### Given task
Please quote the material exactly, every line of it.

### Extracted entries
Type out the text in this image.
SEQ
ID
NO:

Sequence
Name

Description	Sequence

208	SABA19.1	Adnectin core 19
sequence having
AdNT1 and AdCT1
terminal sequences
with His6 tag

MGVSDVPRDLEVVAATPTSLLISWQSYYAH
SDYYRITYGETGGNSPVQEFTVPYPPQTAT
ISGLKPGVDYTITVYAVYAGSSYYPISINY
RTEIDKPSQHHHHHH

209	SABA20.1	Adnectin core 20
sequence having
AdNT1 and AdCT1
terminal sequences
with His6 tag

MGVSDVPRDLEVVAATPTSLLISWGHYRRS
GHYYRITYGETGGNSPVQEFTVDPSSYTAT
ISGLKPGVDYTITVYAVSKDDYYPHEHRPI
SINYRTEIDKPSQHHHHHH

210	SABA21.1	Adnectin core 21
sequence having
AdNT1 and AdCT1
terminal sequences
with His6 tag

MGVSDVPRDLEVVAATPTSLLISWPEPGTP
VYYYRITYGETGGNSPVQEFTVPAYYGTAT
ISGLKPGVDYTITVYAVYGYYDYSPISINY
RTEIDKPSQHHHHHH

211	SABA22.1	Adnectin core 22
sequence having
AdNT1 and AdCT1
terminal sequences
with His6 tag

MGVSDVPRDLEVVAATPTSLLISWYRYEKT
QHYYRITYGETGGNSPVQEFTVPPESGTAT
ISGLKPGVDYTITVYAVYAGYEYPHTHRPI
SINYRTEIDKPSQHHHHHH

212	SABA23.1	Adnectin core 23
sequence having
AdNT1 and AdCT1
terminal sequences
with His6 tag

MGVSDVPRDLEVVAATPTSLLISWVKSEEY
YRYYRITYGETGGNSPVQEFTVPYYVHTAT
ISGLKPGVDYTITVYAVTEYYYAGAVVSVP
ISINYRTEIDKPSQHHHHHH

### Answer to this problem
Type out the text in this image.
SEQ
ID
NO:

Sequence
Name

Description	Sequence

208	SABA19.1	Adnectin core 19
sequence having
AdNT1 and AdCT1
terminal sequences
with His6 tag

MGVSDVPRDLEVVAATPTSLLISWQSYYAH
SDYYRITYGETGGNSPVQEFTVPYPPQTAT
ISGLKPGVDYTITVYAVYAGSSYYPISINY
RTEIDKPSQHHHHHH

209	SABA20.1	Adnectin core 20
sequence having
AdNT1 and AdCT1
terminal sequences
with His6 tag

MGVSDVPRDLEVVAATPTSLLISWGHYRRS
GHYYRITYGETGGNSPVQEFTVDPSSYTAT
ISGLKPGVDYTITVYAVSKDDYYPHEHRPI
SINYRTEIDKPSQHHHHHH

210	SABA21.1	Adnectin core 21
sequence having
AdNT1 and AdCT1
terminal sequences
with His6 tag

MGVSDVPRDLEVVAATPTSLLISWPEPGTP
VYYYRITYGETGGNSPVQEFTVPAYYGTAT
ISGLKPGVDYTITVYAVYGYYDYSPISINY
RTEIDKPSQHHHHHH

211	SABA22.1	Adnectin core 22
sequence having
AdNT1 and AdCT1
terminal sequences
with His6 tag

MGVSDVPRDLEVVAATPTSLLISWYRYEKT
QHYYRITYGETGGNSPVQEFTVPPESGTAT
ISGLKPGVDYTITVYAVYAGYEYPHTHRPI
SINYRTEIDKPSQHHHHHH

212	SABA23.1	Adnectin core 23
sequence having
AdNT1 and AdCT1
terminal sequences
with His6 tag

MGVSDVPRDLEVVAATPTSLLISWVKSEEY
YRYYRITYGETGGNSPVQEFTVPYYVHTAT
ISGLKPGVDYTITVYAVTEYYYAGAVVSVP
ISINYRTEIDKPSQHHHHHH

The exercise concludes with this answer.